> _Exercise instructions_
Return all of the data exactly, with nothing left out but the pictures.

+++ Dataset records +++

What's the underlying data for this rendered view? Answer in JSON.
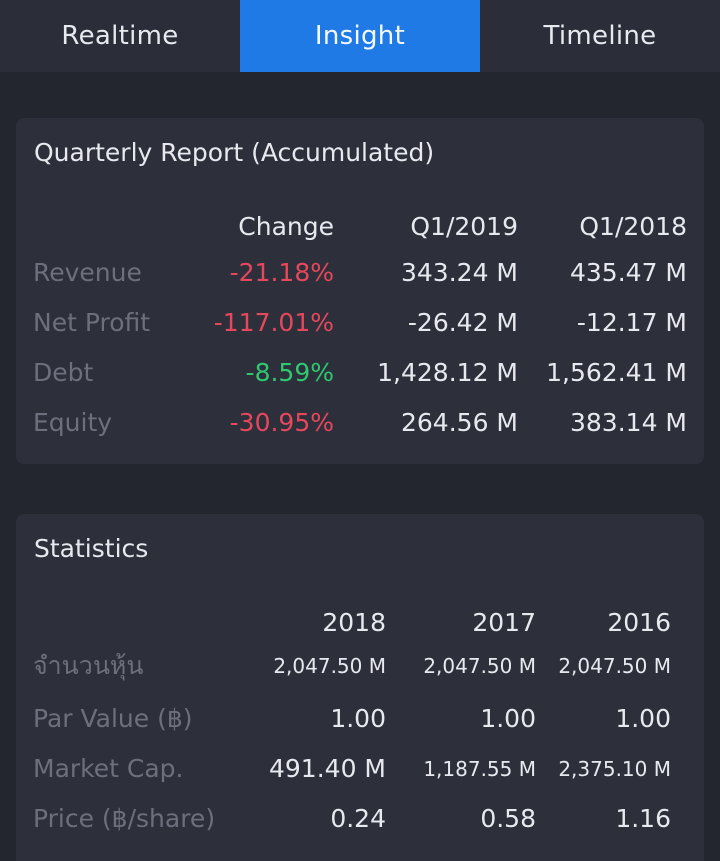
{
  "tabs": [
    {
      "label": "Realtime"
    },
    {
      "label": "Insight"
    },
    {
      "label": "Timeline"
    }
  ],
  "quarterly": {
    "title": "Quarterly Report (Accumulated)",
    "headers": [
      "Change",
      "Q1/2019",
      "Q1/2018"
    ],
    "rows": [
      {
        "label": "Revenue",
        "change": "-21.18%",
        "q1_2019": "343.24 M",
        "q1_2018": "435.47 M"
      },
      {
        "label": "Net Profit",
        "change": "-117.01%",
        "q1_2019": "-26.42 M",
        "q1_2018": "-12.17 M"
      },
      {
        "label": "Debt",
        "change": "-8.59%",
        "q1_2019": "1,428.12 M",
        "q1_2018": "1,562.41 M"
      },
      {
        "label": "Equity",
        "change": "-30.95%",
        "q1_2019": "264.56 M",
        "q1_2018": "383.14 M"
      }
    ]
  },
  "statistics": {
    "title": "Statistics",
    "headers": [
      "2018",
      "2017",
      "2016"
    ],
    "rows": [
      {
        "label": "จำนวนหุ้น",
        "y2018": "2,047.50 M",
        "y2017": "2,047.50 M",
        "y2016": "2,047.50 M"
      },
      {
        "label": "Par Value (฿)",
        "y2018": "1.00",
        "y2017": "1.00",
        "y2016": "1.00"
      },
      {
        "label": "Market Cap.",
        "y2018": "491.40 M",
        "y2017": "1,187.55 M",
        "y2016": "2,375.10 M"
      },
      {
        "label": "Price (฿/share)",
        "y2018": "0.24",
        "y2017": "0.58",
        "y2016": "1.16"
      }
    ]
  },
  "colors": {
    "background": "#23252f",
    "card": "#2d2f3b",
    "active_tab": "#1f7ae6",
    "negative": "#e5475c",
    "positive": "#2ec870",
    "label": "#6c6f7c"
  }
}
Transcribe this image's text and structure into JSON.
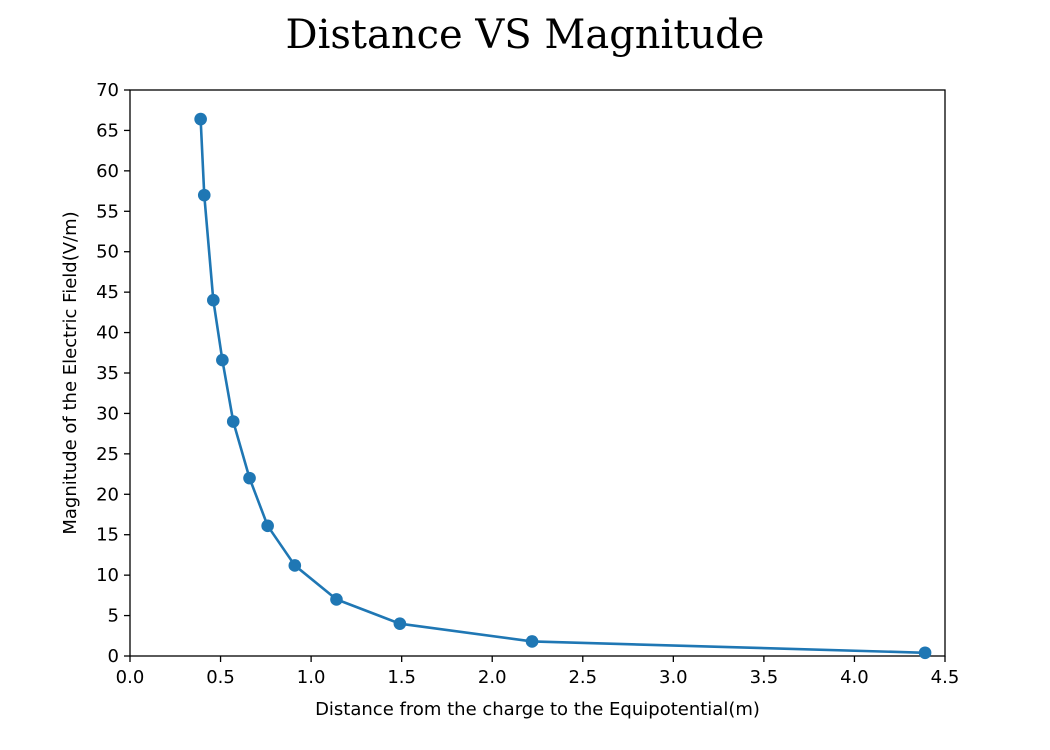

+++

> _Solution for this exercise_
What's the underlying data for this rendered view? Answer in JSON.
{
  "tabs": [
    {
      "label": "Realtime"
    },
    {
      "label": "Insight"
    },
    {
      "label": "Timeline"
    }
  ],
  "quarterly": {
    "title": "Quarterly Report (Accumulated)",
    "headers": [
      "Change",
      "Q1/2019",
      "Q1/2018"
    ],
    "rows": [
      {
        "label": "Revenue",
        "change": "-21.18%",
        "q1_2019": "343.24 M",
        "q1_2018": "435.47 M"
      },
      {
        "label": "Net Profit",
        "change": "-117.01%",
        "q1_2019": "-26.42 M",
        "q1_2018": "-12.17 M"
      },
      {
        "label": "Debt",
        "change": "-8.59%",
        "q1_2019": "1,428.12 M",
        "q1_2018": "1,562.41 M"
      },
      {
        "label": "Equity",
        "change": "-30.95%",
        "q1_2019": "264.56 M",
        "q1_2018": "383.14 M"
      }
    ]
  },
  "statistics": {
    "title": "Statistics",
    "headers": [
      "2018",
      "2017",
      "2016"
    ],
    "rows": [
      {
        "label": "จำนวนหุ้น",
        "y2018": "2,047.50 M",
        "y2017": "2,047.50 M",
        "y2016": "2,047.50 M"
      },
      {
        "label": "Par Value (฿)",
        "y2018": "1.00",
        "y2017": "1.00",
        "y2016": "1.00"
      },
      {
        "label": "Market Cap.",
        "y2018": "491.40 M",
        "y2017": "1,187.55 M",
        "y2016": "2,375.10 M"
      },
      {
        "label": "Price (฿/share)",
        "y2018": "0.24",
        "y2017": "0.58",
        "y2016": "1.16"
      }
    ]
  },
  "colors": {
    "background": "#23252f",
    "card": "#2d2f3b",
    "active_tab": "#1f7ae6",
    "negative": "#e5475c",
    "positive": "#2ec870",
    "label": "#6c6f7c"
  }
}
Transcribe this image's text and structure into JSON.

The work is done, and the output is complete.